━━━ RECORD EXCERPTS ━━━
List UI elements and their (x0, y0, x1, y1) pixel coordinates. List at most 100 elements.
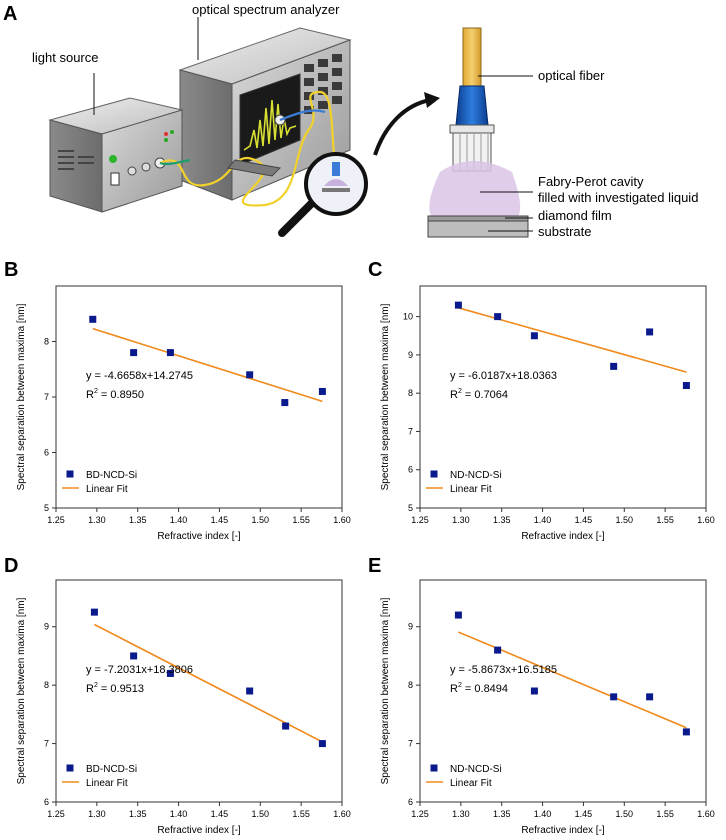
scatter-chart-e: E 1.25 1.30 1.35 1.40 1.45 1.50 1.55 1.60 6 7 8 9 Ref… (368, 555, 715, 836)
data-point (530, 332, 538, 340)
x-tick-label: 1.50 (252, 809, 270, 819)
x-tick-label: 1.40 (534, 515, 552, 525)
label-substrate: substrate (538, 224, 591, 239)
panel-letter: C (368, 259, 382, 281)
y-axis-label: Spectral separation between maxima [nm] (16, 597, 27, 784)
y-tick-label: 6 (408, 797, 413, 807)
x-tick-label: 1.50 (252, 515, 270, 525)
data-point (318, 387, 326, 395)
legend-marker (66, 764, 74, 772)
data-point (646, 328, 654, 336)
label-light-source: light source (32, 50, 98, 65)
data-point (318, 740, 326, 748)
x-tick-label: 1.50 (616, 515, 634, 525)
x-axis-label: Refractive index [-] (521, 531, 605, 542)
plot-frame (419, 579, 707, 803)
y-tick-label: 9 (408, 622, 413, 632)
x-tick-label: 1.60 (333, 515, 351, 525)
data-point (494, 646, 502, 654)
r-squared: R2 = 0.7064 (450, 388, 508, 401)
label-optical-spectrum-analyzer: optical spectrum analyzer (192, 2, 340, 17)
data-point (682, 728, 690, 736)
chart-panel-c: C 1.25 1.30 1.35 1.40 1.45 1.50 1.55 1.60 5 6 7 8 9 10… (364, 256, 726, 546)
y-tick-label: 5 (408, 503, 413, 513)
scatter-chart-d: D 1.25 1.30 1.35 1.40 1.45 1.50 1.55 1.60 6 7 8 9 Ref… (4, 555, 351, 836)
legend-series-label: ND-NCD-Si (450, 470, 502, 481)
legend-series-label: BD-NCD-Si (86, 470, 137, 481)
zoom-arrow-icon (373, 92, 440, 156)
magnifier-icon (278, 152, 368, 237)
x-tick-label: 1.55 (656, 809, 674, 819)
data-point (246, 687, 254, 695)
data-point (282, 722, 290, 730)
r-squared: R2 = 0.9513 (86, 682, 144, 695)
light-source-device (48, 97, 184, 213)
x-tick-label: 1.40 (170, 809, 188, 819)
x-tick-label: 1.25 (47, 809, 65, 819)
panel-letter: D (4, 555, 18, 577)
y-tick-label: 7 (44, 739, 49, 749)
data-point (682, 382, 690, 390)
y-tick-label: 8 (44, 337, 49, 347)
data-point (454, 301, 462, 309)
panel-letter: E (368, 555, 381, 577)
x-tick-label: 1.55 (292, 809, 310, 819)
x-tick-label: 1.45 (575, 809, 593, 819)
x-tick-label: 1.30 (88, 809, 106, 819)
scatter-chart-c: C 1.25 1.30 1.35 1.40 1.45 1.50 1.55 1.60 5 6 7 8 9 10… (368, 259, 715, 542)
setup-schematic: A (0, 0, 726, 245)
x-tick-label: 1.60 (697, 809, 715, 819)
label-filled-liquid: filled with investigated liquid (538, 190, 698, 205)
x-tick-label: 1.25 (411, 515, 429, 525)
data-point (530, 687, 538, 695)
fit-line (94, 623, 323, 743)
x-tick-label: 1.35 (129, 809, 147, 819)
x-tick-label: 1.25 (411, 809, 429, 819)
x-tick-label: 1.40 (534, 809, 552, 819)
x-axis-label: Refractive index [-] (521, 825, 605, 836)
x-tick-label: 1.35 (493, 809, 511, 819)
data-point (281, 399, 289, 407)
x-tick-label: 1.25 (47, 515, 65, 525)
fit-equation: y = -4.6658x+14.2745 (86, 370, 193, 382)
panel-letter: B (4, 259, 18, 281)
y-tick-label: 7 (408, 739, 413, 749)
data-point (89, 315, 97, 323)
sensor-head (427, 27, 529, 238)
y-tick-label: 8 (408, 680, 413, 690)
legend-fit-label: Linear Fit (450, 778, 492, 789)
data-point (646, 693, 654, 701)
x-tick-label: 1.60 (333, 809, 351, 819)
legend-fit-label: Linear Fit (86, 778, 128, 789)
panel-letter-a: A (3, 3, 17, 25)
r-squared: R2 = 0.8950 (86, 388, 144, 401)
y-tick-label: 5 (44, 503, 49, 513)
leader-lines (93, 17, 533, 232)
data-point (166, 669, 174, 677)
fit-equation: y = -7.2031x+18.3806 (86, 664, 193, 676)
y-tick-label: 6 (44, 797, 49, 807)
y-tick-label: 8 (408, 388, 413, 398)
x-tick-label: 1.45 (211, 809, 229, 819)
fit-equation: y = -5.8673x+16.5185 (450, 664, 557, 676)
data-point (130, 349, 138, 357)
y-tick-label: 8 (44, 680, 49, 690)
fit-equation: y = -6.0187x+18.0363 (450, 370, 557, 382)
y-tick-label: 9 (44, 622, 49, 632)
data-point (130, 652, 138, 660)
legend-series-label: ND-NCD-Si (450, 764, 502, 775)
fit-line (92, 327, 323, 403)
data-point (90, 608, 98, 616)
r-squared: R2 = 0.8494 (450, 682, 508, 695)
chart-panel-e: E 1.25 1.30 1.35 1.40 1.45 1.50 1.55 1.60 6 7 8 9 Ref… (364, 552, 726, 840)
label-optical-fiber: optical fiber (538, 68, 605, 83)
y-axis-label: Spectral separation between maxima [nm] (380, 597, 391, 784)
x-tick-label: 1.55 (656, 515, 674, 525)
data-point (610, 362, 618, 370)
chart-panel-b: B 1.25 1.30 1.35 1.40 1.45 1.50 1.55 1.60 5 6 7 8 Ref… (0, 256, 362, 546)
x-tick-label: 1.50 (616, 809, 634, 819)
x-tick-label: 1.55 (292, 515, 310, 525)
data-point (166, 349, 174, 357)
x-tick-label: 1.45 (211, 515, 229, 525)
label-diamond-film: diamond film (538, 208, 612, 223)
━━━
_PROBLEM TO SOLVE_
Please filter the data entries above, copying out every line that holds the word "icon".

_ANSWER TO THIS PROBLEM_
zoom-arrow-icon (373, 92, 440, 156)
magnifier-icon (278, 152, 368, 237)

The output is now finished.